Within the data below, state how many lines contain the string "allgemeinen". Provide the number only.
(Raw data)
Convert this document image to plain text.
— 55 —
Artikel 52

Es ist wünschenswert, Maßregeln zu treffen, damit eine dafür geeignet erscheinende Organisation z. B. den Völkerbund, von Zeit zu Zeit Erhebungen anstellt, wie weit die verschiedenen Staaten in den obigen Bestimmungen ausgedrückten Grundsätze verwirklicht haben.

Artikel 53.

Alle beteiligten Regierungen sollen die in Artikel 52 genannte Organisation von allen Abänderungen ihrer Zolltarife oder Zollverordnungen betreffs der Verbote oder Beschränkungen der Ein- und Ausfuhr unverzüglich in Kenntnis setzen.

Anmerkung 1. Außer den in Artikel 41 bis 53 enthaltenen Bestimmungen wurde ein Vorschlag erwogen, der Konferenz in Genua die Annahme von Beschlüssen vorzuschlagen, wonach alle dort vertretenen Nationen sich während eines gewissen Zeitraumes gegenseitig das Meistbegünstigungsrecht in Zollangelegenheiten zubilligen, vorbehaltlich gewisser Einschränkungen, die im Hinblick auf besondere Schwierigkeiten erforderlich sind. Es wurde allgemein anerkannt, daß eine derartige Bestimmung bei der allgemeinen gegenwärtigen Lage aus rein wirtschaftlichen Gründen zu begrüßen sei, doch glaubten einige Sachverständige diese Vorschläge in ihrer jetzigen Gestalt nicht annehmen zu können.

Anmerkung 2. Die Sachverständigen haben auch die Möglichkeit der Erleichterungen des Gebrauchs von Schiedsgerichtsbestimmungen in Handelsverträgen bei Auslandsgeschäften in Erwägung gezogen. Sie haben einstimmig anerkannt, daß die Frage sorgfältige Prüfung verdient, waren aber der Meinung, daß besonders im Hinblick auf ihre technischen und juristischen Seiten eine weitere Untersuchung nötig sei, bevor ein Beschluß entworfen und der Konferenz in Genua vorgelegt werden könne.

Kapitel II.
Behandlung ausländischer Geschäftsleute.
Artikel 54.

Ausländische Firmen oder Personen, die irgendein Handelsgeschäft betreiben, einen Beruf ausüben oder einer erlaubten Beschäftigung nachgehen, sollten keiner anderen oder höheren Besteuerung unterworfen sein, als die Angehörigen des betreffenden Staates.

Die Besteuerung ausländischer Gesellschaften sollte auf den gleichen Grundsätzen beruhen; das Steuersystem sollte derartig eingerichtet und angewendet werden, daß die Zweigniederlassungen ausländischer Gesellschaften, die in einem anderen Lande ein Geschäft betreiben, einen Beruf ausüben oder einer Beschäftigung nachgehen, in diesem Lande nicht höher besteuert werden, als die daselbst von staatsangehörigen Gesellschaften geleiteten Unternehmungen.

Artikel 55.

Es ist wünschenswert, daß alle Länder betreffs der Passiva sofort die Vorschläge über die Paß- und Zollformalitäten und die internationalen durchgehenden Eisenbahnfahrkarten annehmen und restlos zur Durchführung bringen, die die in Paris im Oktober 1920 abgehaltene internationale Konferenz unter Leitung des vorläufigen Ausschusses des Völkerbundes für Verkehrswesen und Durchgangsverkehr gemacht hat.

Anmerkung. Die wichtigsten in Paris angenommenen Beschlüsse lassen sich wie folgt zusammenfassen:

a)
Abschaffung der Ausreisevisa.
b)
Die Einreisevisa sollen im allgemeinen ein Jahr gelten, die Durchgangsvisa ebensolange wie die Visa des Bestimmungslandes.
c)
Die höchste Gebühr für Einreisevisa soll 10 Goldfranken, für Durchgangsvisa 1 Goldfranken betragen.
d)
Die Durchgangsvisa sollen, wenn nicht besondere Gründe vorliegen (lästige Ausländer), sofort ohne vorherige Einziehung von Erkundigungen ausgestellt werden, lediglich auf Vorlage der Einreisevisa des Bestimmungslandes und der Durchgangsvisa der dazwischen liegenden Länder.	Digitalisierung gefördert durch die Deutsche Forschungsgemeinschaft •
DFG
(End Raw data)
§ **Output of the task**:
2